■ The request
Write out every entry exactly as it stands.

■ Data entries

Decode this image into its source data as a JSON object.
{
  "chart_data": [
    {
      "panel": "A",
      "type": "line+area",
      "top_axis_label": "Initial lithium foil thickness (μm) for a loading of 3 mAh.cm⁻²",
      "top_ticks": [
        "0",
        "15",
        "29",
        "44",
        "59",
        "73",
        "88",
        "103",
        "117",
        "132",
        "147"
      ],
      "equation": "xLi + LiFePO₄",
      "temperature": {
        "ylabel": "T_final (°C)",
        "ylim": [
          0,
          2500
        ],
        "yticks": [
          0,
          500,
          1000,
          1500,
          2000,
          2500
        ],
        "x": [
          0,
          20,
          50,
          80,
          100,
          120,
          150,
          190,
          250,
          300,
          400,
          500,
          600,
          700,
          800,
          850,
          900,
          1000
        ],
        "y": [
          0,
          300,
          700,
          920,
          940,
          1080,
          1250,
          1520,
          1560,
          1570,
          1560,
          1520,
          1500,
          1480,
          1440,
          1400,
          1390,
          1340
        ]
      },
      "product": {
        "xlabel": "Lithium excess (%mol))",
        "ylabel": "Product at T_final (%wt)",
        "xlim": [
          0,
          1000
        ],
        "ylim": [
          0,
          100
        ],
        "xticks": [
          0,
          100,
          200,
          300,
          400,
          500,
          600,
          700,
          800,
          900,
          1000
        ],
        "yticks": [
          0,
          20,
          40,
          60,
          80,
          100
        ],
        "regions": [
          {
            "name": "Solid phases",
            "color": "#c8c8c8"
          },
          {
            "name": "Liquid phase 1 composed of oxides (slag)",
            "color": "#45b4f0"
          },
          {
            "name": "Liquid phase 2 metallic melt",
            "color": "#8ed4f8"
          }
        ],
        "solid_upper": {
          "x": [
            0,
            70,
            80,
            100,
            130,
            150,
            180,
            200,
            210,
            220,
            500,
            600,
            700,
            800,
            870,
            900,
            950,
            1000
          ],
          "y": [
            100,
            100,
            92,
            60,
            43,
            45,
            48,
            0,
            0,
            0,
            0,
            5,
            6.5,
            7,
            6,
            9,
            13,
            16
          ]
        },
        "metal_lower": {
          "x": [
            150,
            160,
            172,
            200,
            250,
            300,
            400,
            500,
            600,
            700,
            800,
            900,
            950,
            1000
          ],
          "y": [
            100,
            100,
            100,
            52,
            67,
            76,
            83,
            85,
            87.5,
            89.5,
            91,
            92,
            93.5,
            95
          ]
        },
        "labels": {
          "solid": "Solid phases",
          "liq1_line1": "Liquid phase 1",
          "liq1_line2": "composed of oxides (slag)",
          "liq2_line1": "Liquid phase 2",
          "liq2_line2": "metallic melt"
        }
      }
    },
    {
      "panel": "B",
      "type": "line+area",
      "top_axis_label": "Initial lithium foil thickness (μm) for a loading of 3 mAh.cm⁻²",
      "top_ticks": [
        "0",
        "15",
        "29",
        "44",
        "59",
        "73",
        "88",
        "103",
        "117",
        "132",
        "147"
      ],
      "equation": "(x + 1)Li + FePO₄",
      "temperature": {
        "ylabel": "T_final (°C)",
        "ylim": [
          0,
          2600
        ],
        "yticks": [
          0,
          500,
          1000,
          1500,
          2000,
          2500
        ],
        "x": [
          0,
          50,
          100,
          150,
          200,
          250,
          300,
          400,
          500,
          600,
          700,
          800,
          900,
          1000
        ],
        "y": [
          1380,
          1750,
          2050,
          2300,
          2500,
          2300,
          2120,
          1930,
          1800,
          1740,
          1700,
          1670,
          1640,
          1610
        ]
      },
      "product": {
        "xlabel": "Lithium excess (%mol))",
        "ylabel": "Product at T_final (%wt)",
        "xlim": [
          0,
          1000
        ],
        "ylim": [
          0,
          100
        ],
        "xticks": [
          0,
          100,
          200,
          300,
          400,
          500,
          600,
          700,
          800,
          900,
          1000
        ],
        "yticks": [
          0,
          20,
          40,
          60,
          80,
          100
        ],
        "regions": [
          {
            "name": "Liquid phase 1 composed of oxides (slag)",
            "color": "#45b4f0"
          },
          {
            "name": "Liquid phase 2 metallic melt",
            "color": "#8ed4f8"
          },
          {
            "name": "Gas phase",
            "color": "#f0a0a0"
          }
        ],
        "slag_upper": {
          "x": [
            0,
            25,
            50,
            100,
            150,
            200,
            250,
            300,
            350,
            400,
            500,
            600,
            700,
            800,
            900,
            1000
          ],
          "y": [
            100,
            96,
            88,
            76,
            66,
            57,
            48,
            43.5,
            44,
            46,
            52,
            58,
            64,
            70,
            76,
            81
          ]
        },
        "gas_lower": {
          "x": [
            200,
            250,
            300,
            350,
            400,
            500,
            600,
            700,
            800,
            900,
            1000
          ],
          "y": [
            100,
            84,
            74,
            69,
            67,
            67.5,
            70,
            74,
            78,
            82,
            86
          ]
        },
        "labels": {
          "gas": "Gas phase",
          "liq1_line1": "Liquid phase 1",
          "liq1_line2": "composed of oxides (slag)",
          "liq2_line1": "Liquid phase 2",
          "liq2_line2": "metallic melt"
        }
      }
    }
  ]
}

■ Solution
Decode this image into its source data as a JSON object.
{
  "chart_data": [
    {
      "panel": "A",
      "type": "line+area",
      "top_axis_label": "Initial lithium foil thickness (μm) for a loading of 3 mAh.cm⁻²",
      "top_ticks": [
        "0",
        "15",
        "29",
        "44",
        "59",
        "73",
        "88",
        "103",
        "117",
        "132",
        "147"
      ],
      "equation": "xLi + LiFePO₄",
      "temperature": {
        "ylabel": "T_final (°C)",
        "ylim": [
          0,
          2500
        ],
        "yticks": [
          0,
          500,
          1000,
          1500,
          2000,
          2500
        ],
        "x": [
          0,
          20,
          50,
          80,
          100,
          120,
          150,
          190,
          250,
          300,
          400,
          500,
          600,
          700,
          800,
          850,
          900,
          1000
        ],
        "y": [
          0,
          300,
          700,
          920,
          940,
          1080,
          1250,
          1520,
          1560,
          1570,
          1560,
          1520,
          1500,
          1480,
          1440,
          1400,
          1390,
          1340
        ]
      },
      "product": {
        "xlabel": "Lithium excess (%mol))",
        "ylabel": "Product at T_final (%wt)",
        "xlim": [
          0,
          1000
        ],
        "ylim": [
          0,
          100
        ],
        "xticks": [
          0,
          100,
          200,
          300,
          400,
          500,
          600,
          700,
          800,
          900,
          1000
        ],
        "yticks": [
          0,
          20,
          40,
          60,
          80,
          100
        ],
        "regions": [
          {
            "name": "Solid phases",
            "color": "#c8c8c8"
          },
          {
            "name": "Liquid phase 1 composed of oxides (slag)",
            "color": "#45b4f0"
          },
          {
            "name": "Liquid phase 2 metallic melt",
            "color": "#8ed4f8"
          }
        ],
        "solid_upper": {
          "x": [
            0,
            70,
            80,
            100,
            130,
            150,
            180,
            200,
            210,
            220,
            500,
            600,
            700,
            800,
            870,
            900,
            950,
            1000
          ],
          "y": [
            100,
            100,
            92,
            60,
            43,
            45,
            48,
            0,
            0,
            0,
            0,
            5,
            6.5,
            7,
            6,
            9,
            13,
            16
          ]
        },
        "metal_lower": {
          "x": [
            150,
            160,
            172,
            200,
            250,
            300,
            400,
            500,
            600,
            700,
            800,
            900,
            950,
            1000
          ],
          "y": [
            100,
            100,
            100,
            52,
            67,
            76,
            83,
            85,
            87.5,
            89.5,
            91,
            92,
            93.5,
            95
          ]
        },
        "labels": {
          "solid": "Solid phases",
          "liq1_line1": "Liquid phase 1",
          "liq1_line2": "composed of oxides (slag)",
          "liq2_line1": "Liquid phase 2",
          "liq2_line2": "metallic melt"
        }
      }
    },
    {
      "panel": "B",
      "type": "line+area",
      "top_axis_label": "Initial lithium foil thickness (μm) for a loading of 3 mAh.cm⁻²",
      "top_ticks": [
        "0",
        "15",
        "29",
        "44",
        "59",
        "73",
        "88",
        "103",
        "117",
        "132",
        "147"
      ],
      "equation": "(x + 1)Li + FePO₄",
      "temperature": {
        "ylabel": "T_final (°C)",
        "ylim": [
          0,
          2600
        ],
        "yticks": [
          0,
          500,
          1000,
          1500,
          2000,
          2500
        ],
        "x": [
          0,
          50,
          100,
          150,
          200,
          250,
          300,
          400,
          500,
          600,
          700,
          800,
          900,
          1000
        ],
        "y": [
          1380,
          1750,
          2050,
          2300,
          2500,
          2300,
          2120,
          1930,
          1800,
          1740,
          1700,
          1670,
          1640,
          1610
        ]
      },
      "product": {
        "xlabel": "Lithium excess (%mol))",
        "ylabel": "Product at T_final (%wt)",
        "xlim": [
          0,
          1000
        ],
        "ylim": [
          0,
          100
        ],
        "xticks": [
          0,
          100,
          200,
          300,
          400,
          500,
          600,
          700,
          800,
          900,
          1000
        ],
        "yticks": [
          0,
          20,
          40,
          60,
          80,
          100
        ],
        "regions": [
          {
            "name": "Liquid phase 1 composed of oxides (slag)",
            "color": "#45b4f0"
          },
          {
            "name": "Liquid phase 2 metallic melt",
            "color": "#8ed4f8"
          },
          {
            "name": "Gas phase",
            "color": "#f0a0a0"
          }
        ],
        "slag_upper": {
          "x": [
            0,
            25,
            50,
            100,
            150,
            200,
            250,
            300,
            350,
            400,
            500,
            600,
            700,
            800,
            900,
            1000
          ],
          "y": [
            100,
            96,
            88,
            76,
            66,
            57,
            48,
            43.5,
            44,
            46,
            52,
            58,
            64,
            70,
            76,
            81
          ]
        },
        "gas_lower": {
          "x": [
            200,
            250,
            300,
            350,
            400,
            500,
            600,
            700,
            800,
            900,
            1000
          ],
          "y": [
            100,
            84,
            74,
            69,
            67,
            67.5,
            70,
            74,
            78,
            82,
            86
          ]
        },
        "labels": {
          "gas": "Gas phase",
          "liq1_line1": "Liquid phase 1",
          "liq1_line2": "composed of oxides (slag)",
          "liq2_line1": "Liquid phase 2",
          "liq2_line2": "metallic melt"
        }
      }
    }
  ]
}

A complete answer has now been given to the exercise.